DIRECTIVE: Transcribe each entry below exactly. Pictures do not go in the copy.

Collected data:
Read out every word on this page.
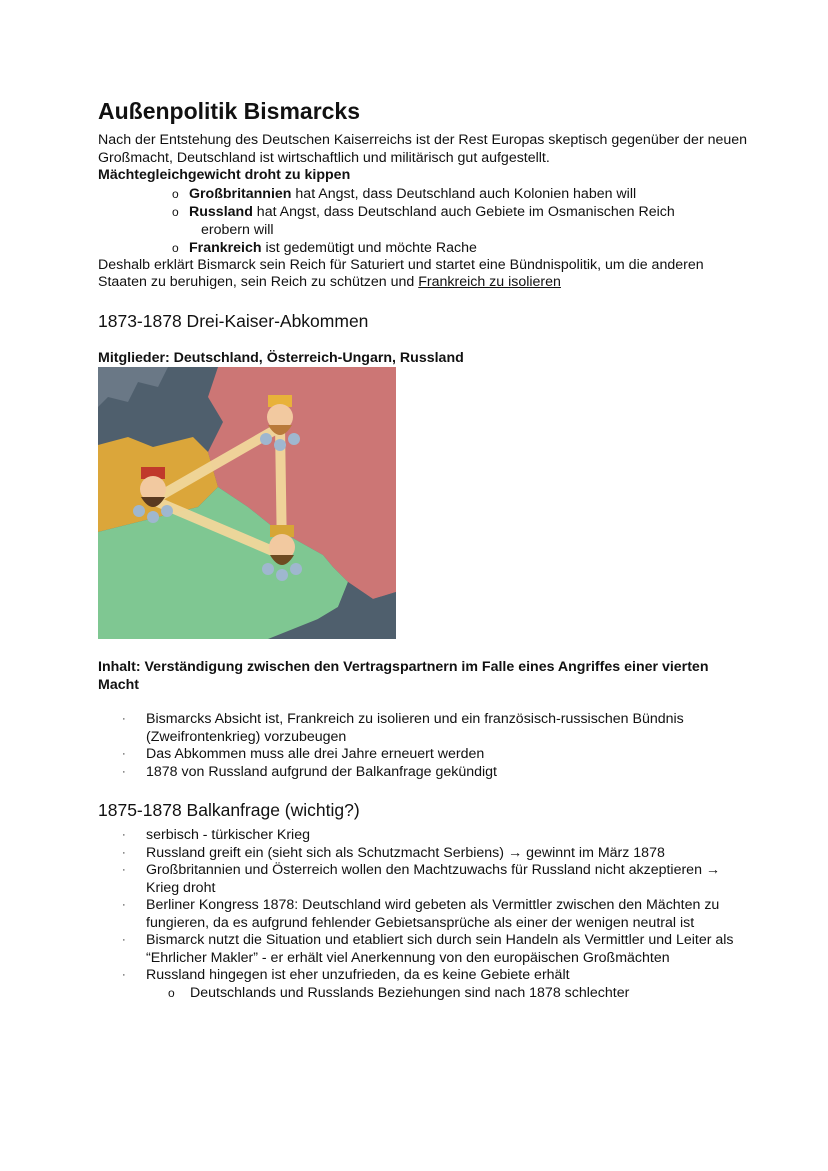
Außenpolitik Bismarcks

Nach der Entstehung des Deutschen Kaiserreichs ist der Rest Europas skeptisch gegenüber der neuen Großmacht, Deutschland ist wirtschaftlich und militärisch gut aufgestellt.

Mächtegleichgewicht droht zu kippen

o Großbritannien hat Angst, dass Deutschland auch Kolonien haben will
o Russland hat Angst, dass Deutschland auch Gebiete im Osmanischen Reich
erobern will
o Frankreich ist gedemütigt und möchte Rache

Deshalb erklärt Bismarck sein Reich für Saturiert und startet eine Bündnispolitik, um die anderen Staaten zu beruhigen, sein Reich zu schützen und Frankreich zu isolieren

1873-1878 Drei-Kaiser-Abkommen

Mitglieder: Deutschland, Österreich-Ungarn, Russland

Inhalt: Verständigung zwischen den Vertragspartnern im Falle eines Angriffes einer vierten Macht

· Bismarcks Absicht ist, Frankreich zu isolieren und ein französisch-russischen Bündnis (Zweifrontenkrieg) vorzubeugen
· Das Abkommen muss alle drei Jahre erneuert werden
· 1878 von Russland aufgrund der Balkanfrage gekündigt
1875-1878 Balkanfrage (wichtig?)
· serbisch - türkischer Krieg
· Russland greift ein (sieht sich als Schutzmacht Serbiens) → gewinnt im März 1878
· Großbritannien und Österreich wollen den Machtzuwachs für Russland nicht akzeptieren → Krieg droht
· Berliner Kongress 1878: Deutschland wird gebeten als Vermittler zwischen den Mächten zu fungieren, da es aufgrund fehlender Gebietsansprüche als einer der wenigen neutral ist
· Bismarck nutzt die Situation und etabliert sich durch sein Handeln als Vermittler und Leiter als “Ehrlicher Makler” - er erhält viel Anerkennung von den europäischen Großmächten
· Russland hingegen ist eher unzufrieden, da es keine Gebiete erhält
o Deutschlands und Russlands Beziehungen sind nach 1878 schlechter
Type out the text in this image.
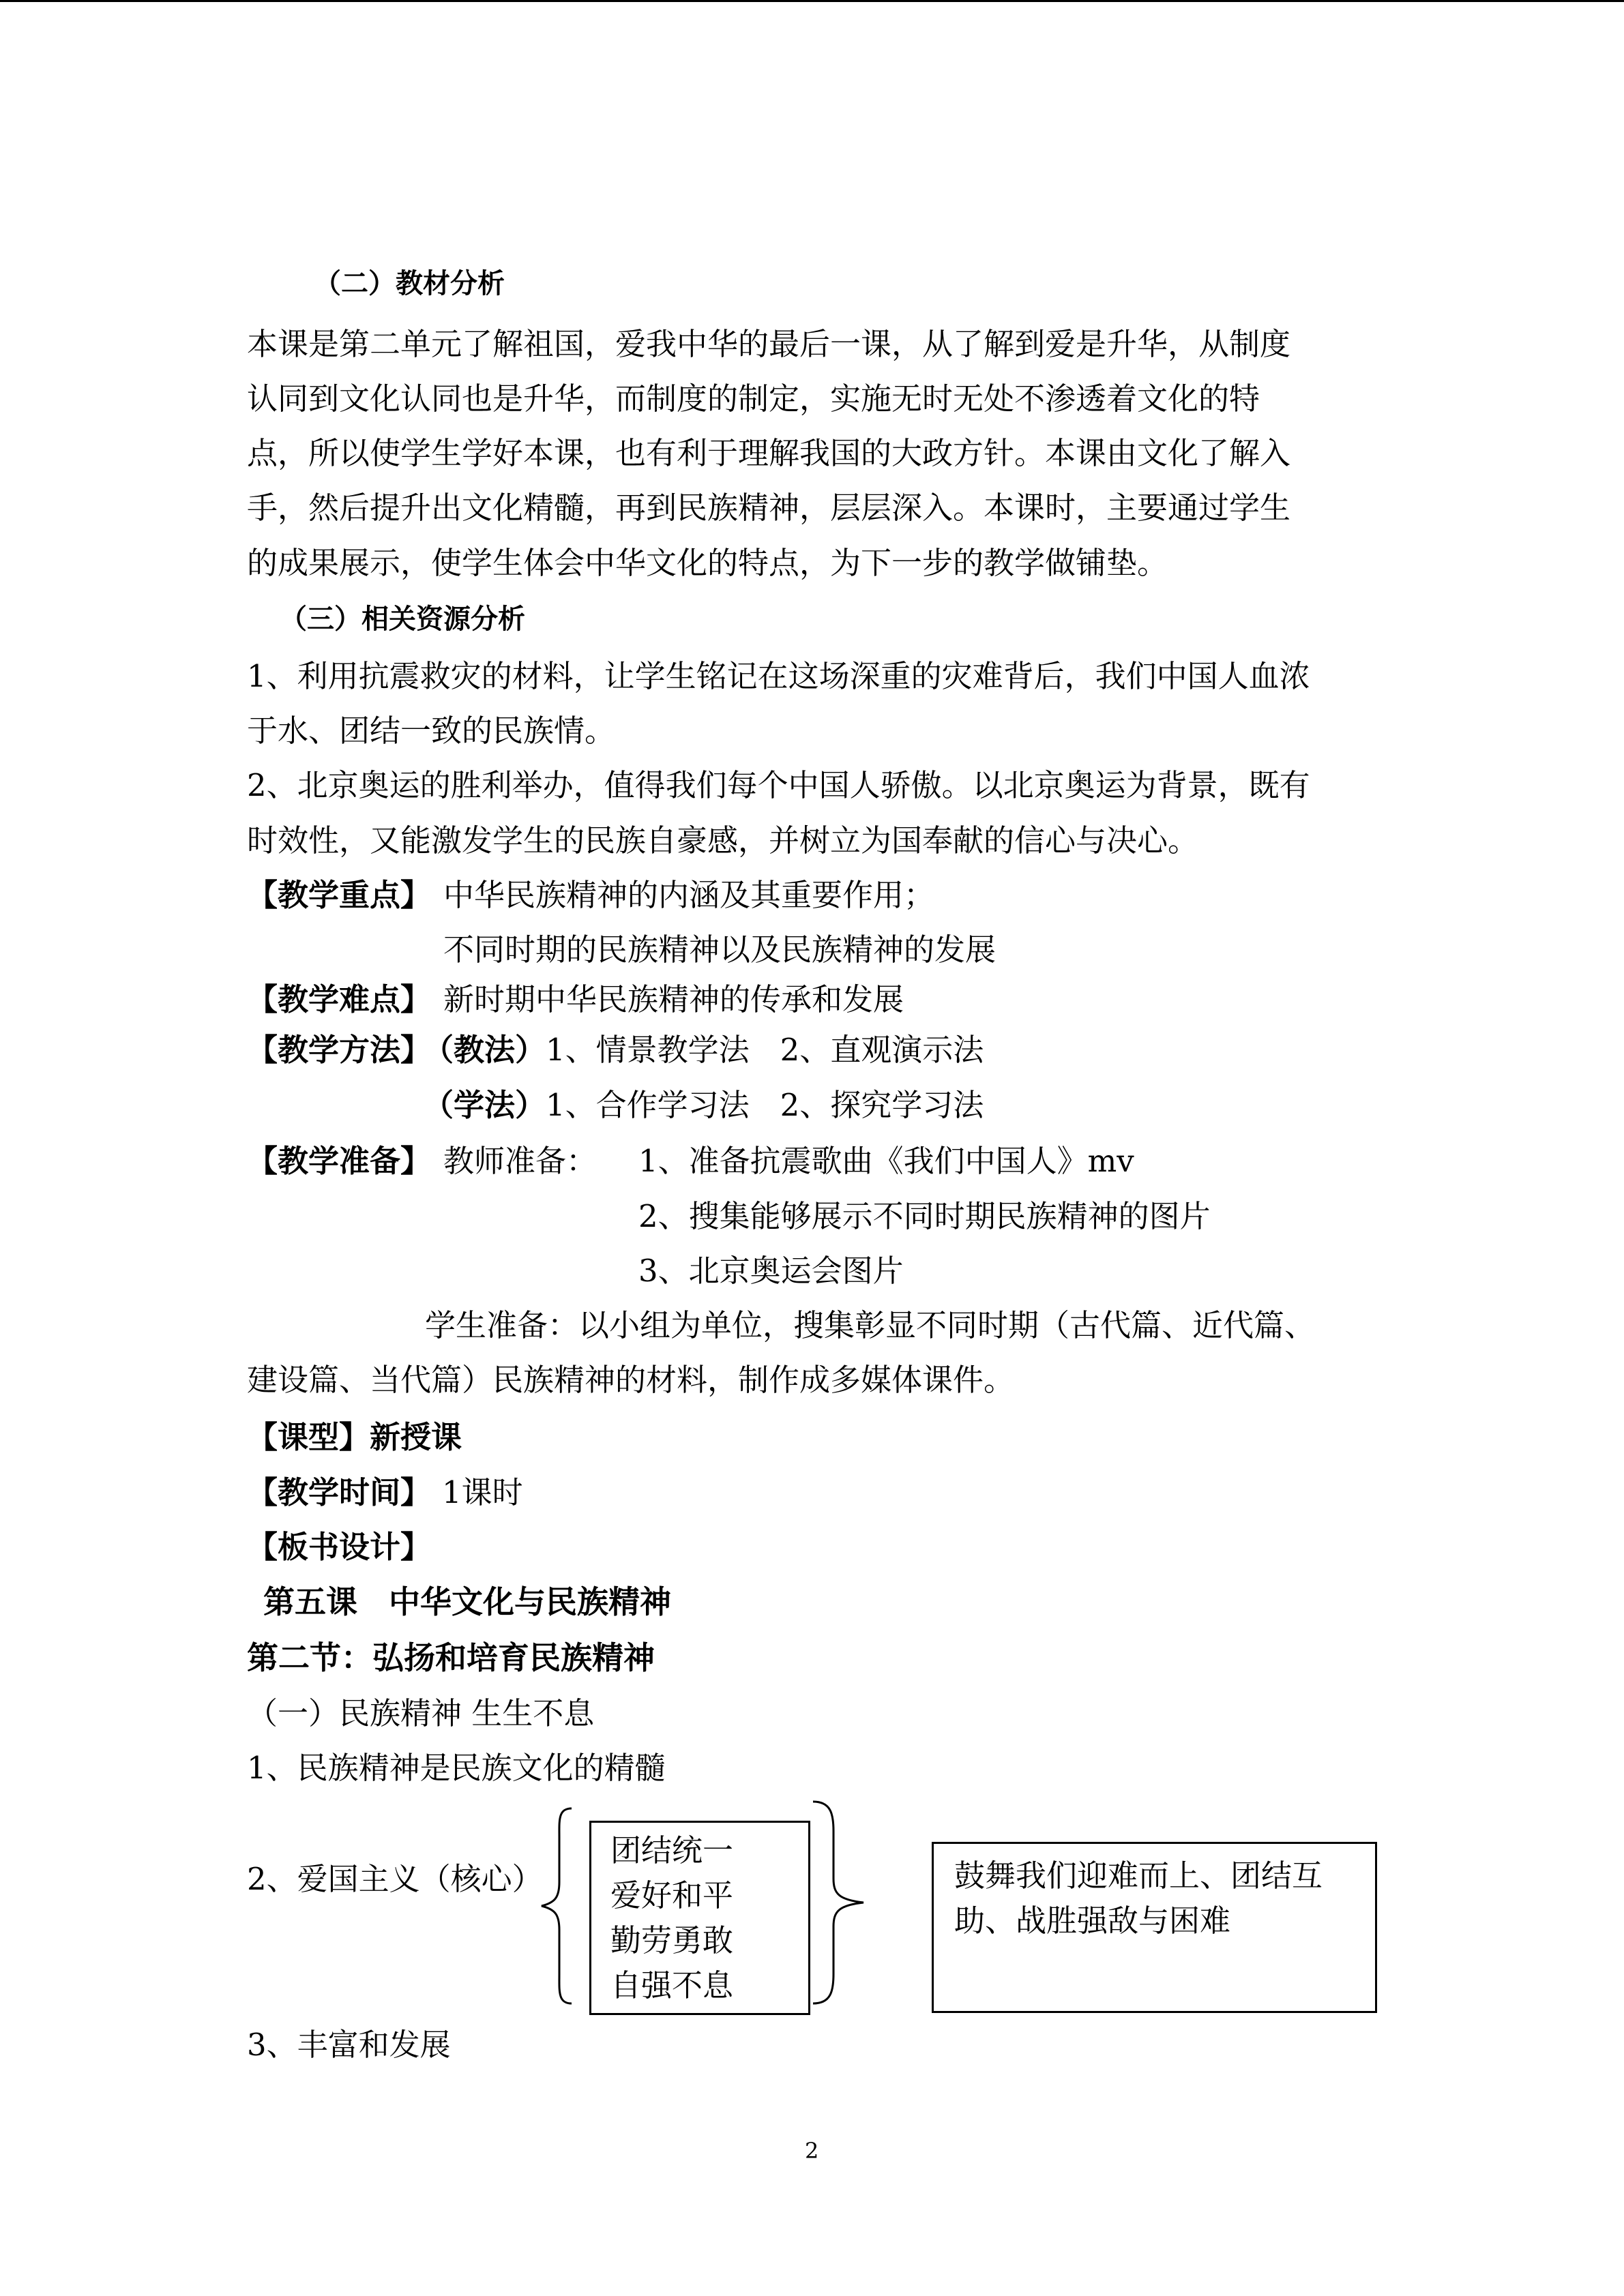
（二）教材分析
本课是第二单元了解祖国，爱我中华的最后一课，从了解到爱是升华，从制度
认同到文化认同也是升华，而制度的制定，实施无时无处不渗透着文化的特
点，所以使学生学好本课，也有利于理解我国的大政方针。本课由文化了解入
手，然后提升出文化精髓，再到民族精神，层层深入。本课时，主要通过学生
的成果展示，使学生体会中华文化的特点，为下一步的教学做铺垫。
（三）相关资源分析
1、利用抗震救灾的材料，让学生铭记在这场深重的灾难背后，我们中国人血浓
于水、团结一致的民族情。
2、北京奥运的胜利举办，值得我们每个中国人骄傲。以北京奥运为背景，既有
时效性，又能激发学生的民族自豪感，并树立为国奉献的信心与决心。
【教学重点】 中华民族精神的内涵及其重要作用；
不同时期的民族精神以及民族精神的发展
【教学难点】 新时期中华民族精神的传承和发展
【教学方法】
（教法） 1、情景教学法　2、直观演示法
（学法） 1、合作学习法　2、探究学习法
【教学准备】 教师准备： 1、准备抗震歌曲《我们中国人》mv
2、搜集能够展示不同时期民族精神的图片
3、北京奥运会图片
学生准备：以小组为单位，搜集彰显不同时期（古代篇、近代篇、
建设篇、当代篇）民族精神的材料，制作成多媒体课件。
【课型】新授课
【教学时间】 1课时
【板书设计】
第五课　中华文化与民族精神
第二节：弘扬和培育民族精神
（一）民族精神 生生不息
1、民族精神是民族文化的精髓
2、爱国主义（核心）
团结统一
爱好和平
勤劳勇敢
自强不息
鼓舞我们迎难而上、团结互
助、战胜强敌与困难
3、丰富和发展
2
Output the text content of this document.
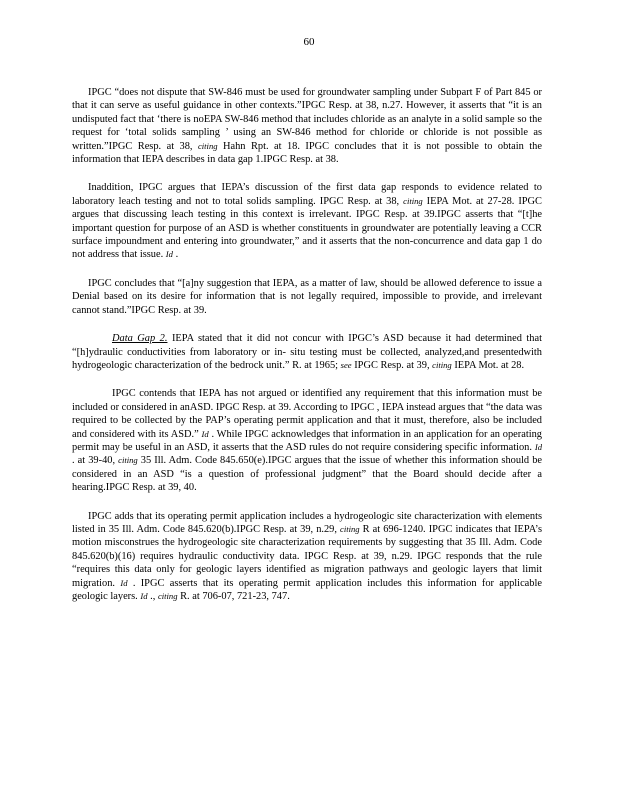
60

IPGC “does not dispute that SW-846 must be used for groundwater sampling under Subpart F of Part 845 or that it can serve as useful guidance in other contexts.”IPGC Resp. at 38, n.27. However, it asserts that “it is an undisputed fact that ‘there is noEPA SW-846 method that includes chloride as an analyte in a solid sample so the request for ‘total solids sampling ’ using an SW-846 method for chloride or chloride is not possible as written.”IPGC Resp. at 38, citing Hahn Rpt. at 18. IPGC concludes that it is not possible to obtain the information that IEPA describes in data gap 1.IPGC Resp. at 38.

Inaddition, IPGC argues that IEPA’s discussion of the first data gap responds to evidence related to laboratory leach testing and not to total solids sampling. IPGC Resp. at 38, citing IEPA Mot. at 27-28. IPGC argues that discussing leach testing in this context is irrelevant. IPGC Resp. at 39.IPGC asserts that “[t]he important question for purpose of an ASD is whether constituents in groundwater are potentially leaving a CCR surface impoundment and entering into groundwater,” and it asserts that the non-concurrence and data gap 1 do not address that issue. Id .

IPGC concludes that “[a]ny suggestion that IEPA, as a matter of law, should be allowed deference to issue a Denial based on its desire for information that is not legally required, impossible to provide, and irrelevant cannot stand.”IPGC Resp. at 39.

Data Gap 2. IEPA stated that it did not concur with IPGC’s ASD because it had determined that “[h]ydraulic conductivities from laboratory or in- situ testing must be collected, analyzed,and presentedwith hydrogeologic characterization of the bedrock unit.” R. at 1965; see IPGC Resp. at 39, citing IEPA Mot. at 28.

IPGC contends that IEPA has not argued or identified any requirement that this information must be included or considered in anASD. IPGC Resp. at 39. According to IPGC , IEPA instead argues that “the data was required to be collected by the PAP’s operating permit application and that it must, therefore, also be included and considered with its ASD.” Id . While IPGC acknowledges that information in an application for an operating permit may be useful in an ASD, it asserts that the ASD rules do not require considering specific information. Id . at 39-40, citing 35 Ill. Adm. Code 845.650(e).IPGC argues that the issue of whether this information should be considered in an ASD “is a question of professional judgment” that the Board should decide after a hearing.IPGC Resp. at 39, 40.

IPGC adds that its operating permit application includes a hydrogeologic site characterization with elements listed in 35 Ill. Adm. Code 845.620(b).IPGC Resp. at 39, n.29, citing R at 696-1240. IPGC indicates that IEPA’s motion misconstrues the hydrogeologic site characterization requirements by suggesting that 35 Ill. Adm. Code 845.620(b)(16) requires hydraulic conductivity data. IPGC Resp. at 39, n.29. IPGC responds that the rule “requires this data only for geologic layers identified as migration pathways and geologic layers that limit migration. Id . IPGC asserts that its operating permit application includes this information for applicable geologic layers. Id ., citing R. at 706-07, 721-23, 747.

SOLUTION:
Read out every word on this page.
Außenpolitik Bismarcks

Nach der Entstehung des Deutschen Kaiserreichs ist der Rest Europas skeptisch gegenüber der neuen Großmacht, Deutschland ist wirtschaftlich und militärisch gut aufgestellt.

Mächtegleichgewicht droht zu kippen

o Großbritannien hat Angst, dass Deutschland auch Kolonien haben will
o Russland hat Angst, dass Deutschland auch Gebiete im Osmanischen Reich
erobern will
o Frankreich ist gedemütigt und möchte Rache

Deshalb erklärt Bismarck sein Reich für Saturiert und startet eine Bündnispolitik, um die anderen Staaten zu beruhigen, sein Reich zu schützen und Frankreich zu isolieren

1873-1878 Drei-Kaiser-Abkommen

Mitglieder: Deutschland, Österreich-Ungarn, Russland

Inhalt: Verständigung zwischen den Vertragspartnern im Falle eines Angriffes einer vierten Macht

· Bismarcks Absicht ist, Frankreich zu isolieren und ein französisch-russischen Bündnis (Zweifrontenkrieg) vorzubeugen
· Das Abkommen muss alle drei Jahre erneuert werden
· 1878 von Russland aufgrund der Balkanfrage gekündigt
1875-1878 Balkanfrage (wichtig?)
· serbisch - türkischer Krieg
· Russland greift ein (sieht sich als Schutzmacht Serbiens) → gewinnt im März 1878
· Großbritannien und Österreich wollen den Machtzuwachs für Russland nicht akzeptieren → Krieg droht
· Berliner Kongress 1878: Deutschland wird gebeten als Vermittler zwischen den Mächten zu fungieren, da es aufgrund fehlender Gebietsansprüche als einer der wenigen neutral ist
· Bismarck nutzt die Situation und etabliert sich durch sein Handeln als Vermittler und Leiter als “Ehrlicher Makler” - er erhält viel Anerkennung von den europäischen Großmächten
· Russland hingegen ist eher unzufrieden, da es keine Gebiete erhält
o Deutschlands und Russlands Beziehungen sind nach 1878 schlechter
Type out the text in this image.
（二）教材分析
本课是第二单元了解祖国，爱我中华的最后一课，从了解到爱是升华，从制度
认同到文化认同也是升华，而制度的制定，实施无时无处不渗透着文化的特
点，所以使学生学好本课，也有利于理解我国的大政方针。本课由文化了解入
手，然后提升出文化精髓，再到民族精神，层层深入。本课时，主要通过学生
的成果展示，使学生体会中华文化的特点，为下一步的教学做铺垫。
（三）相关资源分析
1、利用抗震救灾的材料，让学生铭记在这场深重的灾难背后，我们中国人血浓
于水、团结一致的民族情。
2、北京奥运的胜利举办，值得我们每个中国人骄傲。以北京奥运为背景，既有
时效性，又能激发学生的民族自豪感，并树立为国奉献的信心与决心。
【教学重点】 中华民族精神的内涵及其重要作用；
不同时期的民族精神以及民族精神的发展
【教学难点】 新时期中华民族精神的传承和发展
【教学方法】
（教法） 1、情景教学法　2、直观演示法
（学法） 1、合作学习法　2、探究学习法
【教学准备】 教师准备： 1、准备抗震歌曲《我们中国人》mv
2、搜集能够展示不同时期民族精神的图片
3、北京奥运会图片
学生准备：以小组为单位，搜集彰显不同时期（古代篇、近代篇、
建设篇、当代篇）民族精神的材料，制作成多媒体课件。
【课型】新授课
【教学时间】 1课时
【板书设计】
第五课　中华文化与民族精神
第二节：弘扬和培育民族精神
（一）民族精神 生生不息
1、民族精神是民族文化的精髓
2、爱国主义（核心）
团结统一
爱好和平
勤劳勇敢
自强不息
鼓舞我们迎难而上、团结互
助、战胜强敌与困难
3、丰富和发展
2
Output the text content of this document.
60

IPGC “does not dispute that SW-846 must be used for groundwater sampling under Subpart F of Part 845 or that it can serve as useful guidance in other contexts.”IPGC Resp. at 38, n.27. However, it asserts that “it is an undisputed fact that ‘there is noEPA SW-846 method that includes chloride as an analyte in a solid sample so the request for ‘total solids sampling ’ using an SW-846 method for chloride or chloride is not possible as written.”IPGC Resp. at 38, citing Hahn Rpt. at 18. IPGC concludes that it is not possible to obtain the information that IEPA describes in data gap 1.IPGC Resp. at 38.

Inaddition, IPGC argues that IEPA’s discussion of the first data gap responds to evidence related to laboratory leach testing and not to total solids sampling. IPGC Resp. at 38, citing IEPA Mot. at 27-28. IPGC argues that discussing leach testing in this context is irrelevant. IPGC Resp. at 39.IPGC asserts that “[t]he important question for purpose of an ASD is whether constituents in groundwater are potentially leaving a CCR surface impoundment and entering into groundwater,” and it asserts that the non-concurrence and data gap 1 do not address that issue. Id .

IPGC concludes that “[a]ny suggestion that IEPA, as a matter of law, should be allowed deference to issue a Denial based on its desire for information that is not legally required, impossible to provide, and irrelevant cannot stand.”IPGC Resp. at 39.

Data Gap 2. IEPA stated that it did not concur with IPGC’s ASD because it had determined that “[h]ydraulic conductivities from laboratory or in- situ testing must be collected, analyzed,and presentedwith hydrogeologic characterization of the bedrock unit.” R. at 1965; see IPGC Resp. at 39, citing IEPA Mot. at 28.

IPGC contends that IEPA has not argued or identified any requirement that this information must be included or considered in anASD. IPGC Resp. at 39. According to IPGC , IEPA instead argues that “the data was required to be collected by the PAP’s operating permit application and that it must, therefore, also be included and considered with its ASD.” Id . While IPGC acknowledges that information in an application for an operating permit may be useful in an ASD, it asserts that the ASD rules do not require considering specific information. Id . at 39-40, citing 35 Ill. Adm. Code 845.650(e).IPGC argues that the issue of whether this information should be considered in an ASD “is a question of professional judgment” that the Board should decide after a hearing.IPGC Resp. at 39, 40.

IPGC adds that its operating permit application includes a hydrogeologic site characterization with elements listed in 35 Ill. Adm. Code 845.620(b).IPGC Resp. at 39, n.29, citing R at 696-1240. IPGC indicates that IEPA’s motion misconstrues the hydrogeologic site characterization requirements by suggesting that 35 Ill. Adm. Code 845.620(b)(16) requires hydraulic conductivity data. IPGC Resp. at 39, n.29. IPGC responds that the rule “requires this data only for geologic layers identified as migration pathways and geologic layers that limit migration. Id . IPGC asserts that its operating permit application includes this information for applicable geologic layers. Id ., citing R. at 706-07, 721-23, 747.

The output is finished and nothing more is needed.